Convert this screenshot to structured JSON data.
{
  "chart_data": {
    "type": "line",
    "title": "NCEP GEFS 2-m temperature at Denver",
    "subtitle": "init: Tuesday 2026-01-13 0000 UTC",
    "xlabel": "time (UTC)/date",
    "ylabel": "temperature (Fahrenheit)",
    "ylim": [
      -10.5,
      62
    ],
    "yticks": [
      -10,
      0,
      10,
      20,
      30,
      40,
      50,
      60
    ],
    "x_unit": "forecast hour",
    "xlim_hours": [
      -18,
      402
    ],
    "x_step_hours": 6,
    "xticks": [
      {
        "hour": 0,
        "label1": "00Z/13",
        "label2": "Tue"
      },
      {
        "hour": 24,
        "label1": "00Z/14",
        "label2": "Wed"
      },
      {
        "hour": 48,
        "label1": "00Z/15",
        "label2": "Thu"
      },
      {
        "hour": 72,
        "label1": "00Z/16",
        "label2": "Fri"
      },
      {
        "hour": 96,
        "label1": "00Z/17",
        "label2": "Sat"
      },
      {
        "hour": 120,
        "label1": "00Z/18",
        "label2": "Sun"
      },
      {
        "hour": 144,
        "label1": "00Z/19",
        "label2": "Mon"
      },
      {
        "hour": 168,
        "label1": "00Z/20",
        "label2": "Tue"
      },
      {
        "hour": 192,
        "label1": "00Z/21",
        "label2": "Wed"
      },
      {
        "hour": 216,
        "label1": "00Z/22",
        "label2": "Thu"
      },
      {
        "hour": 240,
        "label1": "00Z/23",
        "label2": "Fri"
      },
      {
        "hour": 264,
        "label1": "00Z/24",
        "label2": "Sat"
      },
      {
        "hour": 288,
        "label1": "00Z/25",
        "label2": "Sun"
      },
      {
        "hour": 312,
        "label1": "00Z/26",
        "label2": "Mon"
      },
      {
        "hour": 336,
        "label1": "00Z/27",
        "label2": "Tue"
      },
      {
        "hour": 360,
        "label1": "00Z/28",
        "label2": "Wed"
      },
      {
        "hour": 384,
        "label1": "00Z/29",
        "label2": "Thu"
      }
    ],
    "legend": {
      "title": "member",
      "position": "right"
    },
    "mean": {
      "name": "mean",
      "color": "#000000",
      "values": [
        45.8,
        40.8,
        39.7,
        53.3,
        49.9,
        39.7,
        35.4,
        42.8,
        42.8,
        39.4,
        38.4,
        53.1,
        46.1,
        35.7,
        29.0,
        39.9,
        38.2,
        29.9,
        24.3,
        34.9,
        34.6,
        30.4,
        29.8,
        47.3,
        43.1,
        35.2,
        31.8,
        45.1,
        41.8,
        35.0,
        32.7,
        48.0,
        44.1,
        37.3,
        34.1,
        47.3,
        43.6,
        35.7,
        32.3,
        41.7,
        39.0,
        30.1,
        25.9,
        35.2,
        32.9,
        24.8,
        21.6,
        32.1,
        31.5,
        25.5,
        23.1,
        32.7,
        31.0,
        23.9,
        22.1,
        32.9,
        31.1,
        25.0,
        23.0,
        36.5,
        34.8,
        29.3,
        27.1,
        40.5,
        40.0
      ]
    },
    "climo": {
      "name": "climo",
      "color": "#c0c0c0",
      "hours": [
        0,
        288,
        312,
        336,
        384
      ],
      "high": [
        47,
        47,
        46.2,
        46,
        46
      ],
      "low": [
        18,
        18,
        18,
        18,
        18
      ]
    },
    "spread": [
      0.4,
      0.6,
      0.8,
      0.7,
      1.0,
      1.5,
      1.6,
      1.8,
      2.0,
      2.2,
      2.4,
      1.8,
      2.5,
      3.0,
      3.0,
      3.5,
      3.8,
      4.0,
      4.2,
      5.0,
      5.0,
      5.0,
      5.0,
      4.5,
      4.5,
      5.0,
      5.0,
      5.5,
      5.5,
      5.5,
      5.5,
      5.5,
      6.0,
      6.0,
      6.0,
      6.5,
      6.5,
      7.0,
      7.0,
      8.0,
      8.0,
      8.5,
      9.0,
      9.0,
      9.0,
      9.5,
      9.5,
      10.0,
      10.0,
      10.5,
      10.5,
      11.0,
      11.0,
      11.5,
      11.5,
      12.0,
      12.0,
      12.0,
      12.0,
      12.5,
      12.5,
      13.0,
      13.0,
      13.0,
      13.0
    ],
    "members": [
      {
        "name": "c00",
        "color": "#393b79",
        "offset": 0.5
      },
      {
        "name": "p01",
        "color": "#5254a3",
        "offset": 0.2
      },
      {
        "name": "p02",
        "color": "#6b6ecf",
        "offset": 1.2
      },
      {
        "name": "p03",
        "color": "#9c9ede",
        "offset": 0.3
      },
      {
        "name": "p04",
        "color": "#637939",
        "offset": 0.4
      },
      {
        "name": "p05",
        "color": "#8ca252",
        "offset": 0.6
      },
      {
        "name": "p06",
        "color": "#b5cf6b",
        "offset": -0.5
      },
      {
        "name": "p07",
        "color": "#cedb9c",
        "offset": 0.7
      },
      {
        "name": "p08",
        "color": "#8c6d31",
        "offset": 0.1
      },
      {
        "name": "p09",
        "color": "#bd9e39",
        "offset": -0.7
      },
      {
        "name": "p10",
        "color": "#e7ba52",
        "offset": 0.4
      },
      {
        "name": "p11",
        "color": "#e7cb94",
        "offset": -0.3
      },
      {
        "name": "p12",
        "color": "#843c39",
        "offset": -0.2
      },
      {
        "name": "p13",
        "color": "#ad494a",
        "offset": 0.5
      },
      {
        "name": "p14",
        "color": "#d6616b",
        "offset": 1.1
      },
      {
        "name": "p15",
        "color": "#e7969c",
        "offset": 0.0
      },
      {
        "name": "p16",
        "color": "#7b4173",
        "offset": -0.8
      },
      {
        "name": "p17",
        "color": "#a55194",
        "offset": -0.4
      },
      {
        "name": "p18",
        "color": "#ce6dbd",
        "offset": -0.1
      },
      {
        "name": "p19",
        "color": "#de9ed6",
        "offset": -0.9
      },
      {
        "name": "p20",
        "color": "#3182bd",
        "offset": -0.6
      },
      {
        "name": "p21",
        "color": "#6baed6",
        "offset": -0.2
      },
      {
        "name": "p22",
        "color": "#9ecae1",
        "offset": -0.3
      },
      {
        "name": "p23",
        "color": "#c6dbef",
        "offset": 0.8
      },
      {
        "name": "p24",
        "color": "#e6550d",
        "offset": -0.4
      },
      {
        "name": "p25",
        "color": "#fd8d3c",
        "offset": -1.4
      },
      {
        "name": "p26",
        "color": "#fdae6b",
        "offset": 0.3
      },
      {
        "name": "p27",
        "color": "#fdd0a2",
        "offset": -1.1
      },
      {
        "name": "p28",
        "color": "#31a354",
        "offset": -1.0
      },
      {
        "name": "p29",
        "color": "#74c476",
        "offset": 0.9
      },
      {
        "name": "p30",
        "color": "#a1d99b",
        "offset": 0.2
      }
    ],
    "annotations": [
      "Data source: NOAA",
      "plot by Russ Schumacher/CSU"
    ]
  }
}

******************************

Reproduce the material exactly, with every line intact.

■ RESULT OF THIS EXERCISE
Convert this screenshot to structured JSON data.
{
  "chart_data": {
    "type": "line",
    "title": "NCEP GEFS 2-m temperature at Denver",
    "subtitle": "init: Tuesday 2026-01-13 0000 UTC",
    "xlabel": "time (UTC)/date",
    "ylabel": "temperature (Fahrenheit)",
    "ylim": [
      -10.5,
      62
    ],
    "yticks": [
      -10,
      0,
      10,
      20,
      30,
      40,
      50,
      60
    ],
    "x_unit": "forecast hour",
    "xlim_hours": [
      -18,
      402
    ],
    "x_step_hours": 6,
    "xticks": [
      {
        "hour": 0,
        "label1": "00Z/13",
        "label2": "Tue"
      },
      {
        "hour": 24,
        "label1": "00Z/14",
        "label2": "Wed"
      },
      {
        "hour": 48,
        "label1": "00Z/15",
        "label2": "Thu"
      },
      {
        "hour": 72,
        "label1": "00Z/16",
        "label2": "Fri"
      },
      {
        "hour": 96,
        "label1": "00Z/17",
        "label2": "Sat"
      },
      {
        "hour": 120,
        "label1": "00Z/18",
        "label2": "Sun"
      },
      {
        "hour": 144,
        "label1": "00Z/19",
        "label2": "Mon"
      },
      {
        "hour": 168,
        "label1": "00Z/20",
        "label2": "Tue"
      },
      {
        "hour": 192,
        "label1": "00Z/21",
        "label2": "Wed"
      },
      {
        "hour": 216,
        "label1": "00Z/22",
        "label2": "Thu"
      },
      {
        "hour": 240,
        "label1": "00Z/23",
        "label2": "Fri"
      },
      {
        "hour": 264,
        "label1": "00Z/24",
        "label2": "Sat"
      },
      {
        "hour": 288,
        "label1": "00Z/25",
        "label2": "Sun"
      },
      {
        "hour": 312,
        "label1": "00Z/26",
        "label2": "Mon"
      },
      {
        "hour": 336,
        "label1": "00Z/27",
        "label2": "Tue"
      },
      {
        "hour": 360,
        "label1": "00Z/28",
        "label2": "Wed"
      },
      {
        "hour": 384,
        "label1": "00Z/29",
        "label2": "Thu"
      }
    ],
    "legend": {
      "title": "member",
      "position": "right"
    },
    "mean": {
      "name": "mean",
      "color": "#000000",
      "values": [
        45.8,
        40.8,
        39.7,
        53.3,
        49.9,
        39.7,
        35.4,
        42.8,
        42.8,
        39.4,
        38.4,
        53.1,
        46.1,
        35.7,
        29.0,
        39.9,
        38.2,
        29.9,
        24.3,
        34.9,
        34.6,
        30.4,
        29.8,
        47.3,
        43.1,
        35.2,
        31.8,
        45.1,
        41.8,
        35.0,
        32.7,
        48.0,
        44.1,
        37.3,
        34.1,
        47.3,
        43.6,
        35.7,
        32.3,
        41.7,
        39.0,
        30.1,
        25.9,
        35.2,
        32.9,
        24.8,
        21.6,
        32.1,
        31.5,
        25.5,
        23.1,
        32.7,
        31.0,
        23.9,
        22.1,
        32.9,
        31.1,
        25.0,
        23.0,
        36.5,
        34.8,
        29.3,
        27.1,
        40.5,
        40.0
      ]
    },
    "climo": {
      "name": "climo",
      "color": "#c0c0c0",
      "hours": [
        0,
        288,
        312,
        336,
        384
      ],
      "high": [
        47,
        47,
        46.2,
        46,
        46
      ],
      "low": [
        18,
        18,
        18,
        18,
        18
      ]
    },
    "spread": [
      0.4,
      0.6,
      0.8,
      0.7,
      1.0,
      1.5,
      1.6,
      1.8,
      2.0,
      2.2,
      2.4,
      1.8,
      2.5,
      3.0,
      3.0,
      3.5,
      3.8,
      4.0,
      4.2,
      5.0,
      5.0,
      5.0,
      5.0,
      4.5,
      4.5,
      5.0,
      5.0,
      5.5,
      5.5,
      5.5,
      5.5,
      5.5,
      6.0,
      6.0,
      6.0,
      6.5,
      6.5,
      7.0,
      7.0,
      8.0,
      8.0,
      8.5,
      9.0,
      9.0,
      9.0,
      9.5,
      9.5,
      10.0,
      10.0,
      10.5,
      10.5,
      11.0,
      11.0,
      11.5,
      11.5,
      12.0,
      12.0,
      12.0,
      12.0,
      12.5,
      12.5,
      13.0,
      13.0,
      13.0,
      13.0
    ],
    "members": [
      {
        "name": "c00",
        "color": "#393b79",
        "offset": 0.5
      },
      {
        "name": "p01",
        "color": "#5254a3",
        "offset": 0.2
      },
      {
        "name": "p02",
        "color": "#6b6ecf",
        "offset": 1.2
      },
      {
        "name": "p03",
        "color": "#9c9ede",
        "offset": 0.3
      },
      {
        "name": "p04",
        "color": "#637939",
        "offset": 0.4
      },
      {
        "name": "p05",
        "color": "#8ca252",
        "offset": 0.6
      },
      {
        "name": "p06",
        "color": "#b5cf6b",
        "offset": -0.5
      },
      {
        "name": "p07",
        "color": "#cedb9c",
        "offset": 0.7
      },
      {
        "name": "p08",
        "color": "#8c6d31",
        "offset": 0.1
      },
      {
        "name": "p09",
        "color": "#bd9e39",
        "offset": -0.7
      },
      {
        "name": "p10",
        "color": "#e7ba52",
        "offset": 0.4
      },
      {
        "name": "p11",
        "color": "#e7cb94",
        "offset": -0.3
      },
      {
        "name": "p12",
        "color": "#843c39",
        "offset": -0.2
      },
      {
        "name": "p13",
        "color": "#ad494a",
        "offset": 0.5
      },
      {
        "name": "p14",
        "color": "#d6616b",
        "offset": 1.1
      },
      {
        "name": "p15",
        "color": "#e7969c",
        "offset": 0.0
      },
      {
        "name": "p16",
        "color": "#7b4173",
        "offset": -0.8
      },
      {
        "name": "p17",
        "color": "#a55194",
        "offset": -0.4
      },
      {
        "name": "p18",
        "color": "#ce6dbd",
        "offset": -0.1
      },
      {
        "name": "p19",
        "color": "#de9ed6",
        "offset": -0.9
      },
      {
        "name": "p20",
        "color": "#3182bd",
        "offset": -0.6
      },
      {
        "name": "p21",
        "color": "#6baed6",
        "offset": -0.2
      },
      {
        "name": "p22",
        "color": "#9ecae1",
        "offset": -0.3
      },
      {
        "name": "p23",
        "color": "#c6dbef",
        "offset": 0.8
      },
      {
        "name": "p24",
        "color": "#e6550d",
        "offset": -0.4
      },
      {
        "name": "p25",
        "color": "#fd8d3c",
        "offset": -1.4
      },
      {
        "name": "p26",
        "color": "#fdae6b",
        "offset": 0.3
      },
      {
        "name": "p27",
        "color": "#fdd0a2",
        "offset": -1.1
      },
      {
        "name": "p28",
        "color": "#31a354",
        "offset": -1.0
      },
      {
        "name": "p29",
        "color": "#74c476",
        "offset": 0.9
      },
      {
        "name": "p30",
        "color": "#a1d99b",
        "offset": 0.2
      }
    ],
    "annotations": [
      "Data source: NOAA",
      "plot by Russ Schumacher/CSU"
    ]
  }
}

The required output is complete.